Sort through the data and copy the lines holding the word "text".

MATERIAL SHOWN ->
================================

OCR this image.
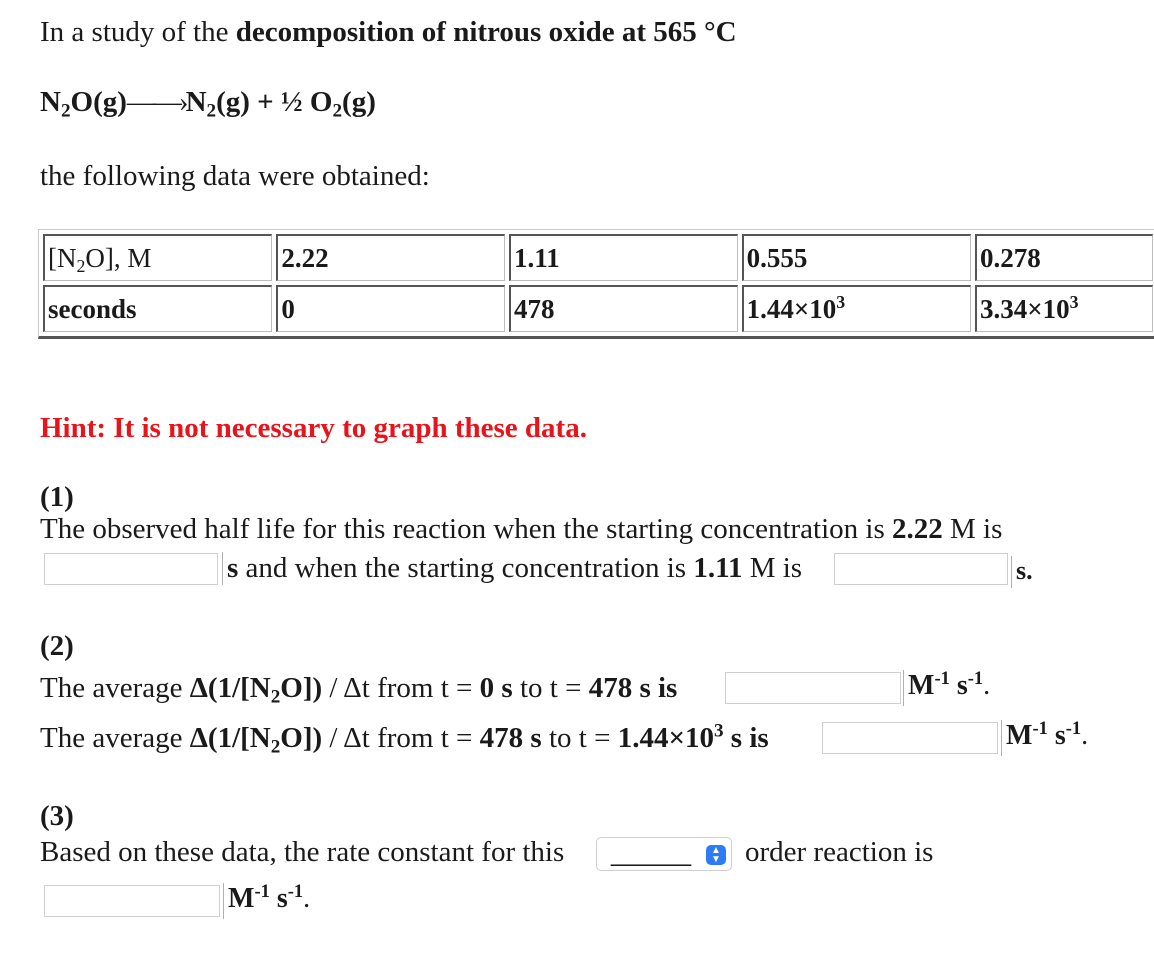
In a study of the decomposition of nitrous oxide at 565 °C
$N_2O(g)——›N_2(g)$ + ½ $O_2(g)$
the following data were obtained:
$[N_2O]$, M	2.22	1.11	0.555	0.278
seconds	0	478	$1.44\times 10^3$	$3.34\times 10^3$
Hint: It is not necessary to graph these data.
(1)
The observed half life for this reaction when the starting concentration is 2.22 M is
s and when the starting concentration is 1.11 M is	s.
(2)
The average $\Delta(1/[N_2O])$ / Δt from t = 0 s to t = 478 s is	$M^{-1}$ $s^{-1}$.
The average $\Delta(1/[N_2O])$ / Δt from t = 478 s to $t = 1.44\times 10^3$ s is	$M^{-1}$ $s^{-1}$.
(3)
Based on these data, the rate constant for this ______	▲
▼ order reaction is
$M^{-1}$ $s^{-1}$.
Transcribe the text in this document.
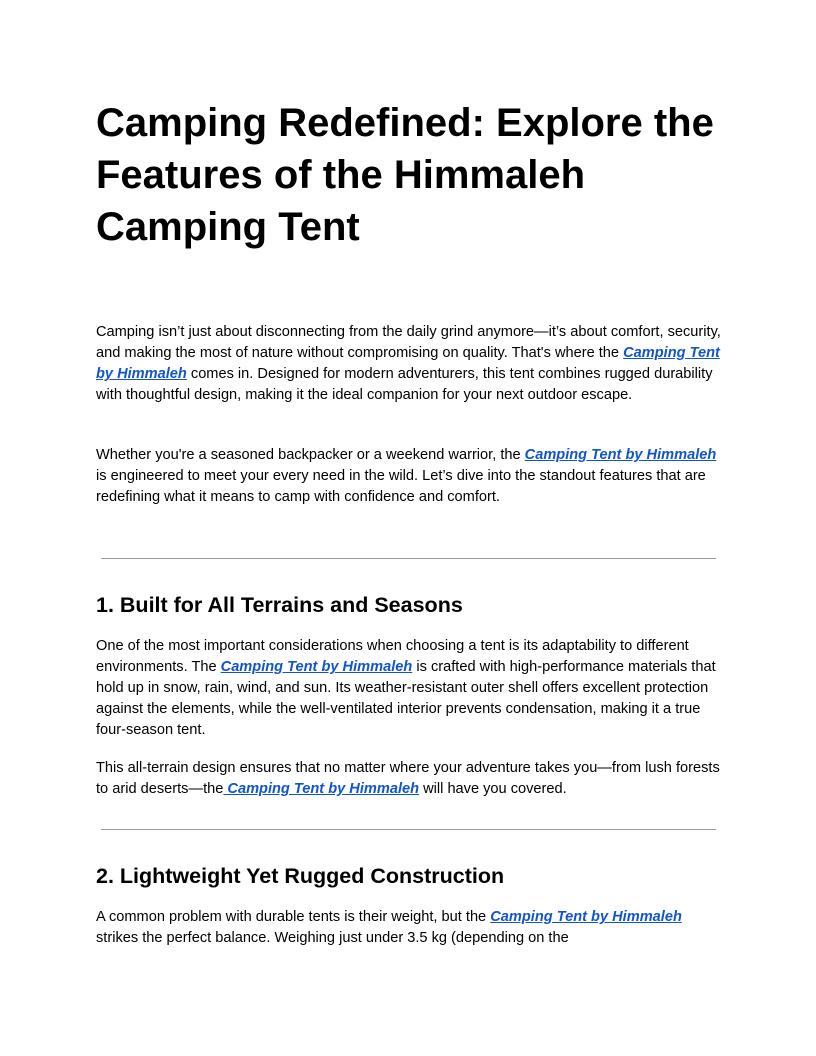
Camping Redefined: Explore the Features of the Himmaleh Camping Tent

Camping isn’t just about disconnecting from the daily grind anymore—it’s about comfort, security, and making the most of nature without compromising on quality. That's where the Camping Tent by Himmaleh comes in. Designed for modern adventurers, this tent combines rugged durability with thoughtful design, making it the ideal companion for your next outdoor escape.

Whether you're a seasoned backpacker or a weekend warrior, the Camping Tent by Himmaleh is engineered to meet your every need in the wild. Let’s dive into the standout features that are redefining what it means to camp with confidence and comfort.

1. Built for All Terrains and Seasons

One of the most important considerations when choosing a tent is its adaptability to different environments. The Camping Tent by Himmaleh is crafted with high-performance materials that hold up in snow, rain, wind, and sun. Its weather-resistant outer shell offers excellent protection against the elements, while the well-ventilated interior prevents condensation, making it a true four-season tent.

This all-terrain design ensures that no matter where your adventure takes you—from lush forests to arid deserts—the Camping Tent by Himmaleh will have you covered.

2. Lightweight Yet Rugged Construction

A common problem with durable tents is their weight, but the Camping Tent by Himmaleh strikes the perfect balance. Weighing just under 3.5 kg (depending on the
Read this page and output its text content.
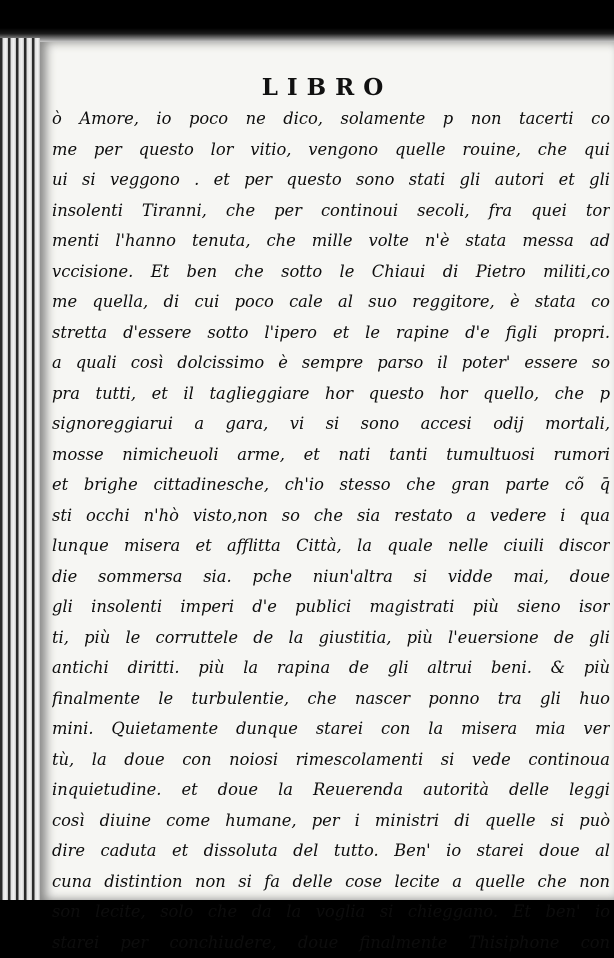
LIBRO
ò Amore, io poco ne dico, solamente p non tacerti co
me per questo lor vitio, vengono quelle rouine, che qui
ui si veggono . et per questo sono stati gli autori et gli
insolenti Tiranni, che per continoui secoli, fra quei tor
menti l'hanno tenuta, che mille volte n'è stata messa ad
vccisione. Et ben che sotto le Chiaui di Pietro militi,co
me quella, di cui poco cale al suo reggitore, è stata co
stretta d'essere sotto l'ipero et le rapine d'e figli propri.
a quali così dolcissimo è sempre parso il poter' essere so
pra tutti, et il taglieggiare hor questo hor quello, che p
signoreggiarui a gara, vi si sono accesi odij mortali,
mosse nimicheuoli arme, et nati tanti tumultuosi rumori
et brighe cittadinesche, ch'io stesso che gran parte cõ q̄
sti occhi n'hò visto,non so che sia restato a vedere i qua
lunque misera et afflitta Città, la quale nelle ciuili discor
die sommersa sia. pche niun'altra si vidde mai, doue
gli insolenti imperi d'e publici magistrati più sieno isor
ti, più le corruttele de la giustitia, più l'euersione de gli
antichi diritti. più la rapina de gli altrui beni. & più
finalmente le turbulentie, che nascer ponno tra gli huo
mini. Quietamente dunque starei con la misera mia ver
tù, la doue con noiosi rimescolamenti si vede continoua
inquietudine. et doue la Reuerenda autorità delle leggi
così diuine come humane, per i ministri di quelle si può
dire caduta et dissoluta del tutto. Ben' io starei doue al
cuna distintion non si fa delle cose lecite a quelle che non
son lecite, solo che da la voglia si chieggano. Et ben' io
starei per conchiudere, doue finalmente Thisiphone con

================================

REPLY ->
Transcribe the text in this document.
Read this page and output its text content.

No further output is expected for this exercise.